** begin Stored records **
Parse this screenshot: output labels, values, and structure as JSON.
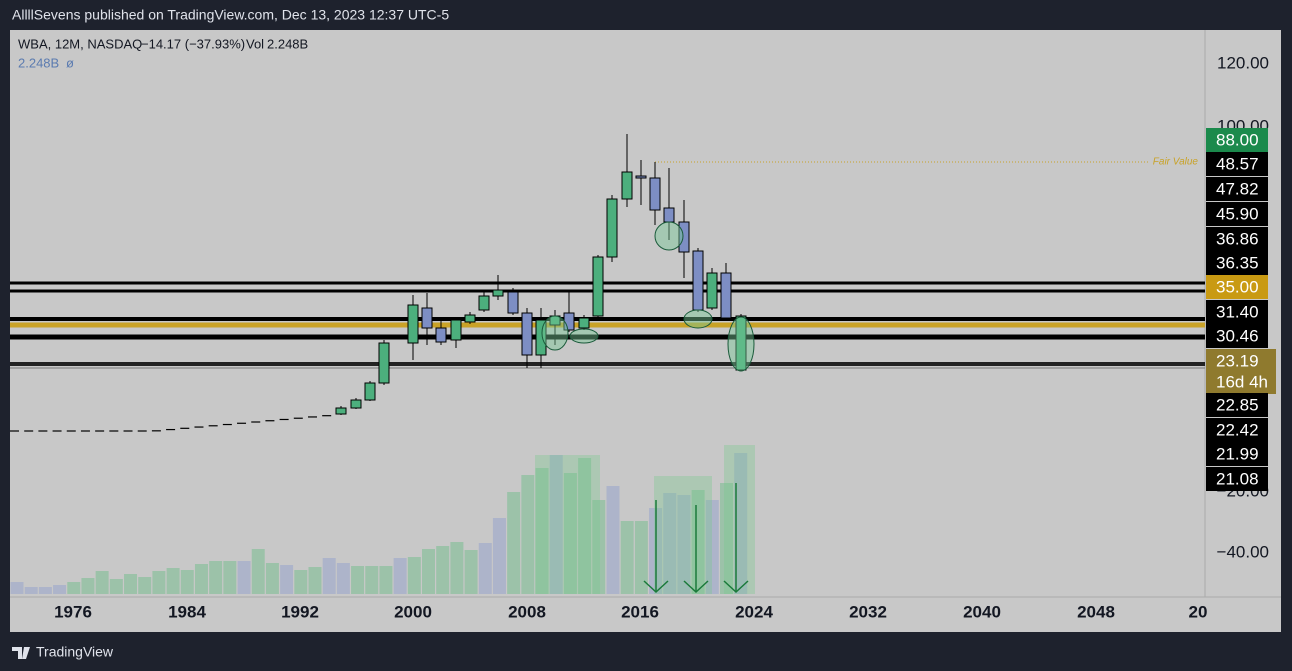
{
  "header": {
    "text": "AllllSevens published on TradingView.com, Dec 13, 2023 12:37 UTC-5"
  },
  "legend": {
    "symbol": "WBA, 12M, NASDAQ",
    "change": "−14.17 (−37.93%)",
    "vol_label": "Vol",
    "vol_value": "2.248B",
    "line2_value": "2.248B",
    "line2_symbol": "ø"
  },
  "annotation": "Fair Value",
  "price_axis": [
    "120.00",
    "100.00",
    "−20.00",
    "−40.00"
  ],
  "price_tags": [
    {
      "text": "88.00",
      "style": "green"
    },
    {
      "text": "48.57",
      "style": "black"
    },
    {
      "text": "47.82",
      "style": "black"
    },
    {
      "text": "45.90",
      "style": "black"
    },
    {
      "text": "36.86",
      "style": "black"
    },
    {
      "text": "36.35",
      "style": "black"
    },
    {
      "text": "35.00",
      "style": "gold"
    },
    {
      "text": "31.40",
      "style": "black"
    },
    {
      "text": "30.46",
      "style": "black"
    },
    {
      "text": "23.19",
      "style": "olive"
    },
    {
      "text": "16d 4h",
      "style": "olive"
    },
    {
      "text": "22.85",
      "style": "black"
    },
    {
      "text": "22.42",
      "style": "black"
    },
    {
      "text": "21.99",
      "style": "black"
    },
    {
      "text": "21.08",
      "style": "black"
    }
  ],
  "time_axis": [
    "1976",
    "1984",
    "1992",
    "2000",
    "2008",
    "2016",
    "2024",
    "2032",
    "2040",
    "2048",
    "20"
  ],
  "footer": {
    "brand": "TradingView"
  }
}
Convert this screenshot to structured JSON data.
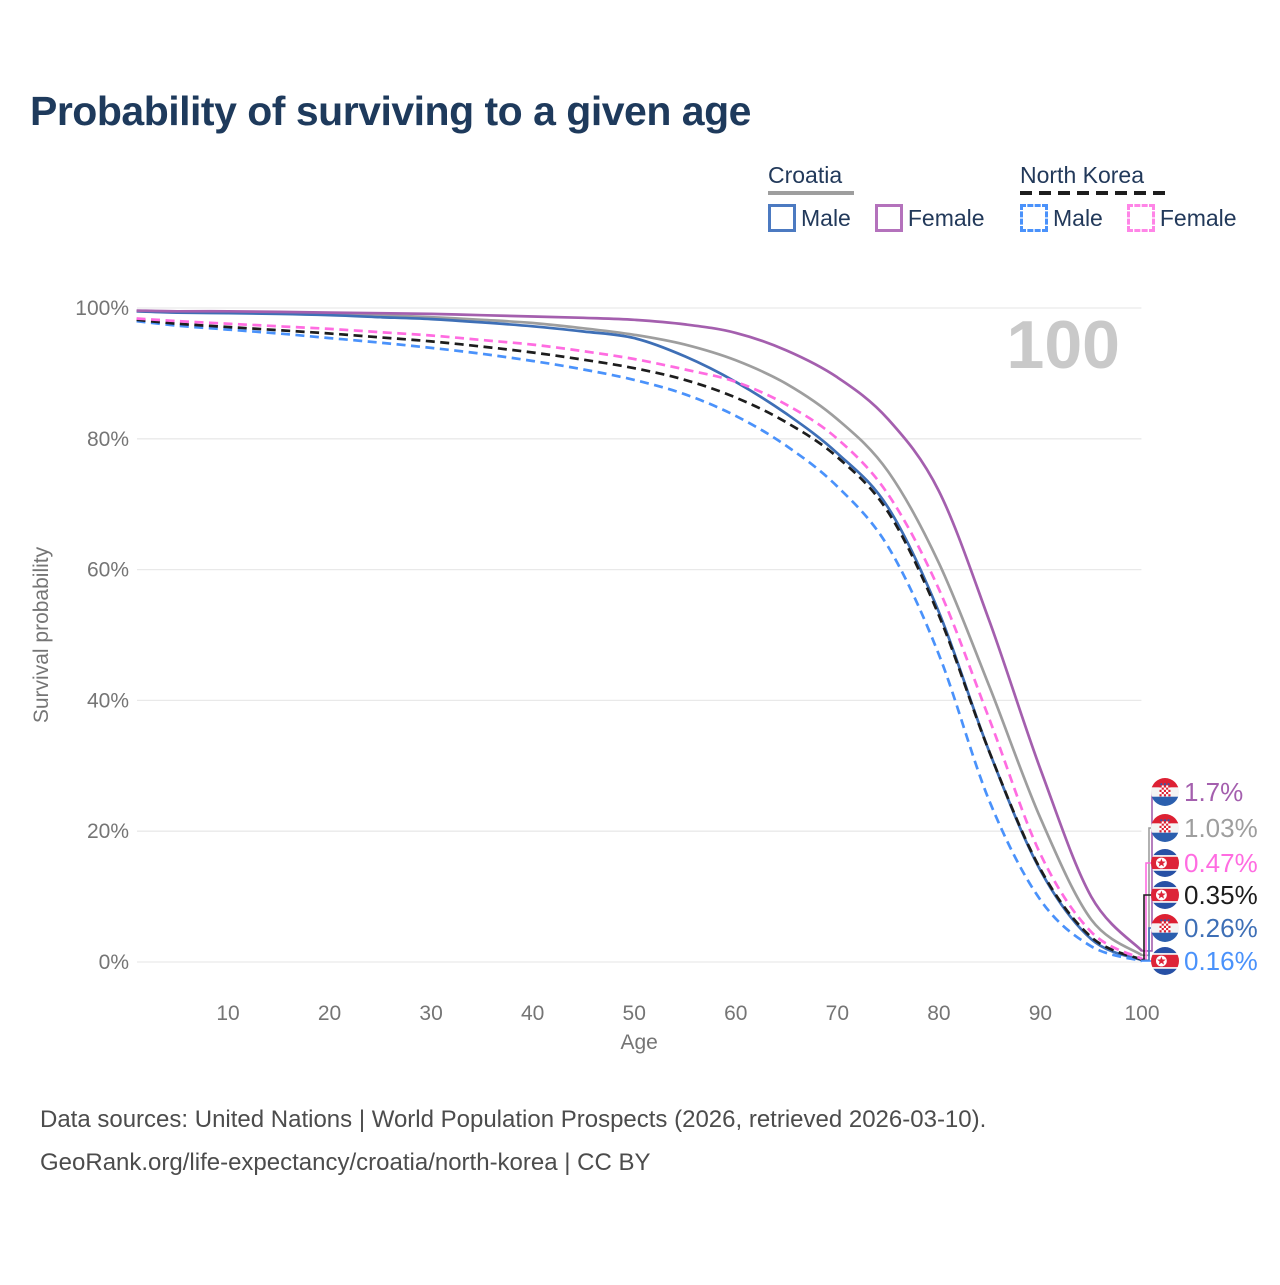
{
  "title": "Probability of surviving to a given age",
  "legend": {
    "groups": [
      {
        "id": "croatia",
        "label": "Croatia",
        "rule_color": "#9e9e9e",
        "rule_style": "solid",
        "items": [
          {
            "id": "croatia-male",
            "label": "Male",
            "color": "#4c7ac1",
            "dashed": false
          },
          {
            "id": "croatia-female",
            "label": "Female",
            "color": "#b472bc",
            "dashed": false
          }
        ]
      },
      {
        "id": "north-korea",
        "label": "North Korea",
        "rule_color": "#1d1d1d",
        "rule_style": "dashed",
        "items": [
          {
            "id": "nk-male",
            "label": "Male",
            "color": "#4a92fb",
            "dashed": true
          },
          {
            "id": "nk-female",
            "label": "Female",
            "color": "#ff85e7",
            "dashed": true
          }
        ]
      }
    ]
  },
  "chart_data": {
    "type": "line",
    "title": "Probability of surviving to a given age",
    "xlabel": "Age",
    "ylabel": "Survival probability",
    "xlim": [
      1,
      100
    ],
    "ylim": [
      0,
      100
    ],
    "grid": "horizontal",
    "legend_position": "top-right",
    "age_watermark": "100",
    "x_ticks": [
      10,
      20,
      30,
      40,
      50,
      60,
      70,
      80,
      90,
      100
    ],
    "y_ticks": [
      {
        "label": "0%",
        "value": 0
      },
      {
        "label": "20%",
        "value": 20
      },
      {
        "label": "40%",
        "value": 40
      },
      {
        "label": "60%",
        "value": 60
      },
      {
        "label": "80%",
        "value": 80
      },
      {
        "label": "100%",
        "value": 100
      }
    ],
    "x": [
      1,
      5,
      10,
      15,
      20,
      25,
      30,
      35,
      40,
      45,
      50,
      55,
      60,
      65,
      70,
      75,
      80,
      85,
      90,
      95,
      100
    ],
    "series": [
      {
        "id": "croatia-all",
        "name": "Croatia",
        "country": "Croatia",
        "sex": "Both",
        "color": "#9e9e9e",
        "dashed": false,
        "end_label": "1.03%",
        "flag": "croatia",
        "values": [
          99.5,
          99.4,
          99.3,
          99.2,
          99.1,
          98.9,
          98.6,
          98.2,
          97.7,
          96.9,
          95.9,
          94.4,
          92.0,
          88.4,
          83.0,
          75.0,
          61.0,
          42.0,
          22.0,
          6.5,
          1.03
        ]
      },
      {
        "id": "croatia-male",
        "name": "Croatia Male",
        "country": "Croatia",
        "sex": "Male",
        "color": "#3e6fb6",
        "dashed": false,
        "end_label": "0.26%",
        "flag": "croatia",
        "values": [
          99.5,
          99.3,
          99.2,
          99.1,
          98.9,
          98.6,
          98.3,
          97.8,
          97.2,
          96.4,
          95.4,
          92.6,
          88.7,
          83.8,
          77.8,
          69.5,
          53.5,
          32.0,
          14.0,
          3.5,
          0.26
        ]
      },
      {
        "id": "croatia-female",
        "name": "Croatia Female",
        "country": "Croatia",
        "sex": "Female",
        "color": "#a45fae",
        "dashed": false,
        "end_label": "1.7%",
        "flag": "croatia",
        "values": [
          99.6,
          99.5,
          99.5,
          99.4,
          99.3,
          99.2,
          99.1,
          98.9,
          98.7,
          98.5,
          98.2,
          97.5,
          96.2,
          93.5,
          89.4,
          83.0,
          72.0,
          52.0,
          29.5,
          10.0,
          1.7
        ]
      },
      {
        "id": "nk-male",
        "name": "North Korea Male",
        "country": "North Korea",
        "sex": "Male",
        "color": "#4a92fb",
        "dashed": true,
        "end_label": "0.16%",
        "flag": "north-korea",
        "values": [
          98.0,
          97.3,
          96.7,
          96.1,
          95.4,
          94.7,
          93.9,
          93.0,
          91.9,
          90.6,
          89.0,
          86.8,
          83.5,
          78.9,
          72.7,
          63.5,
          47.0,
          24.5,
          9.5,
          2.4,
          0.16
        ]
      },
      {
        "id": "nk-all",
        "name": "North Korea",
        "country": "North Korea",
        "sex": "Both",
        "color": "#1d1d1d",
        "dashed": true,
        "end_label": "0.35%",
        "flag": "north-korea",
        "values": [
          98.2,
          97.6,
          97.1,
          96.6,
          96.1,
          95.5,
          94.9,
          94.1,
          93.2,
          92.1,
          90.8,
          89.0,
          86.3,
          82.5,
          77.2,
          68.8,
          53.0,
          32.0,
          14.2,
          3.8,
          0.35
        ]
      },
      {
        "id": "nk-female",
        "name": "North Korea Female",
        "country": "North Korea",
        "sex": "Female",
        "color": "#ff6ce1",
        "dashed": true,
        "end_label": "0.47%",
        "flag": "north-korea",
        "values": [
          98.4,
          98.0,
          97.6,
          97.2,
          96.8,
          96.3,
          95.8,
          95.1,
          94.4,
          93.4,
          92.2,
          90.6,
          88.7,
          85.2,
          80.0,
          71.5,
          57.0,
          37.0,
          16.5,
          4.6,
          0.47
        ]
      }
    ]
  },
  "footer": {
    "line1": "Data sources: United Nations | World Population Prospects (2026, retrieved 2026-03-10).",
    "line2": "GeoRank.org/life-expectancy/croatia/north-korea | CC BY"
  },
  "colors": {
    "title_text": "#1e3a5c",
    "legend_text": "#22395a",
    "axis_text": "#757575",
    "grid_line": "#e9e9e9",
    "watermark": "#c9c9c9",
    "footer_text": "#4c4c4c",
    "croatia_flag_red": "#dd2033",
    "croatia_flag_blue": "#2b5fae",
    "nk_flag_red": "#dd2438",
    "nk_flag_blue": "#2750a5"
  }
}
** end Stored records **
### Problem requirements
Give back the entries verbatim. Do not include any picture.

### Right answer
Parse this screenshot: output labels, values, and structure as JSON.
{
  "header": {
    "text": "AllllSevens published on TradingView.com, Dec 13, 2023 12:37 UTC-5"
  },
  "legend": {
    "symbol": "WBA, 12M, NASDAQ",
    "change": "−14.17 (−37.93%)",
    "vol_label": "Vol",
    "vol_value": "2.248B",
    "line2_value": "2.248B",
    "line2_symbol": "ø"
  },
  "annotation": "Fair Value",
  "price_axis": [
    "120.00",
    "100.00",
    "−20.00",
    "−40.00"
  ],
  "price_tags": [
    {
      "text": "88.00",
      "style": "green"
    },
    {
      "text": "48.57",
      "style": "black"
    },
    {
      "text": "47.82",
      "style": "black"
    },
    {
      "text": "45.90",
      "style": "black"
    },
    {
      "text": "36.86",
      "style": "black"
    },
    {
      "text": "36.35",
      "style": "black"
    },
    {
      "text": "35.00",
      "style": "gold"
    },
    {
      "text": "31.40",
      "style": "black"
    },
    {
      "text": "30.46",
      "style": "black"
    },
    {
      "text": "23.19",
      "style": "olive"
    },
    {
      "text": "16d 4h",
      "style": "olive"
    },
    {
      "text": "22.85",
      "style": "black"
    },
    {
      "text": "22.42",
      "style": "black"
    },
    {
      "text": "21.99",
      "style": "black"
    },
    {
      "text": "21.08",
      "style": "black"
    }
  ],
  "time_axis": [
    "1976",
    "1984",
    "1992",
    "2000",
    "2008",
    "2016",
    "2024",
    "2032",
    "2040",
    "2048",
    "20"
  ],
  "footer": {
    "brand": "TradingView"
  }
}
Convert this screenshot to structured JSON data.
{
  "title": "Probability of surviving to a given age",
  "legend": {
    "groups": [
      {
        "id": "croatia",
        "label": "Croatia",
        "rule_color": "#9e9e9e",
        "rule_style": "solid",
        "items": [
          {
            "id": "croatia-male",
            "label": "Male",
            "color": "#4c7ac1",
            "dashed": false
          },
          {
            "id": "croatia-female",
            "label": "Female",
            "color": "#b472bc",
            "dashed": false
          }
        ]
      },
      {
        "id": "north-korea",
        "label": "North Korea",
        "rule_color": "#1d1d1d",
        "rule_style": "dashed",
        "items": [
          {
            "id": "nk-male",
            "label": "Male",
            "color": "#4a92fb",
            "dashed": true
          },
          {
            "id": "nk-female",
            "label": "Female",
            "color": "#ff85e7",
            "dashed": true
          }
        ]
      }
    ]
  },
  "chart_data": {
    "type": "line",
    "title": "Probability of surviving to a given age",
    "xlabel": "Age",
    "ylabel": "Survival probability",
    "xlim": [
      1,
      100
    ],
    "ylim": [
      0,
      100
    ],
    "grid": "horizontal",
    "legend_position": "top-right",
    "age_watermark": "100",
    "x_ticks": [
      10,
      20,
      30,
      40,
      50,
      60,
      70,
      80,
      90,
      100
    ],
    "y_ticks": [
      {
        "label": "0%",
        "value": 0
      },
      {
        "label": "20%",
        "value": 20
      },
      {
        "label": "40%",
        "value": 40
      },
      {
        "label": "60%",
        "value": 60
      },
      {
        "label": "80%",
        "value": 80
      },
      {
        "label": "100%",
        "value": 100
      }
    ],
    "x": [
      1,
      5,
      10,
      15,
      20,
      25,
      30,
      35,
      40,
      45,
      50,
      55,
      60,
      65,
      70,
      75,
      80,
      85,
      90,
      95,
      100
    ],
    "series": [
      {
        "id": "croatia-all",
        "name": "Croatia",
        "country": "Croatia",
        "sex": "Both",
        "color": "#9e9e9e",
        "dashed": false,
        "end_label": "1.03%",
        "flag": "croatia",
        "values": [
          99.5,
          99.4,
          99.3,
          99.2,
          99.1,
          98.9,
          98.6,
          98.2,
          97.7,
          96.9,
          95.9,
          94.4,
          92.0,
          88.4,
          83.0,
          75.0,
          61.0,
          42.0,
          22.0,
          6.5,
          1.03
        ]
      },
      {
        "id": "croatia-male",
        "name": "Croatia Male",
        "country": "Croatia",
        "sex": "Male",
        "color": "#3e6fb6",
        "dashed": false,
        "end_label": "0.26%",
        "flag": "croatia",
        "values": [
          99.5,
          99.3,
          99.2,
          99.1,
          98.9,
          98.6,
          98.3,
          97.8,
          97.2,
          96.4,
          95.4,
          92.6,
          88.7,
          83.8,
          77.8,
          69.5,
          53.5,
          32.0,
          14.0,
          3.5,
          0.26
        ]
      },
      {
        "id": "croatia-female",
        "name": "Croatia Female",
        "country": "Croatia",
        "sex": "Female",
        "color": "#a45fae",
        "dashed": false,
        "end_label": "1.7%",
        "flag": "croatia",
        "values": [
          99.6,
          99.5,
          99.5,
          99.4,
          99.3,
          99.2,
          99.1,
          98.9,
          98.7,
          98.5,
          98.2,
          97.5,
          96.2,
          93.5,
          89.4,
          83.0,
          72.0,
          52.0,
          29.5,
          10.0,
          1.7
        ]
      },
      {
        "id": "nk-male",
        "name": "North Korea Male",
        "country": "North Korea",
        "sex": "Male",
        "color": "#4a92fb",
        "dashed": true,
        "end_label": "0.16%",
        "flag": "north-korea",
        "values": [
          98.0,
          97.3,
          96.7,
          96.1,
          95.4,
          94.7,
          93.9,
          93.0,
          91.9,
          90.6,
          89.0,
          86.8,
          83.5,
          78.9,
          72.7,
          63.5,
          47.0,
          24.5,
          9.5,
          2.4,
          0.16
        ]
      },
      {
        "id": "nk-all",
        "name": "North Korea",
        "country": "North Korea",
        "sex": "Both",
        "color": "#1d1d1d",
        "dashed": true,
        "end_label": "0.35%",
        "flag": "north-korea",
        "values": [
          98.2,
          97.6,
          97.1,
          96.6,
          96.1,
          95.5,
          94.9,
          94.1,
          93.2,
          92.1,
          90.8,
          89.0,
          86.3,
          82.5,
          77.2,
          68.8,
          53.0,
          32.0,
          14.2,
          3.8,
          0.35
        ]
      },
      {
        "id": "nk-female",
        "name": "North Korea Female",
        "country": "North Korea",
        "sex": "Female",
        "color": "#ff6ce1",
        "dashed": true,
        "end_label": "0.47%",
        "flag": "north-korea",
        "values": [
          98.4,
          98.0,
          97.6,
          97.2,
          96.8,
          96.3,
          95.8,
          95.1,
          94.4,
          93.4,
          92.2,
          90.6,
          88.7,
          85.2,
          80.0,
          71.5,
          57.0,
          37.0,
          16.5,
          4.6,
          0.47
        ]
      }
    ]
  },
  "footer": {
    "line1": "Data sources: United Nations | World Population Prospects (2026, retrieved 2026-03-10).",
    "line2": "GeoRank.org/life-expectancy/croatia/north-korea | CC BY"
  },
  "colors": {
    "title_text": "#1e3a5c",
    "legend_text": "#22395a",
    "axis_text": "#757575",
    "grid_line": "#e9e9e9",
    "watermark": "#c9c9c9",
    "footer_text": "#4c4c4c",
    "croatia_flag_red": "#dd2033",
    "croatia_flag_blue": "#2b5fae",
    "nk_flag_red": "#dd2438",
    "nk_flag_blue": "#2750a5"
  }
}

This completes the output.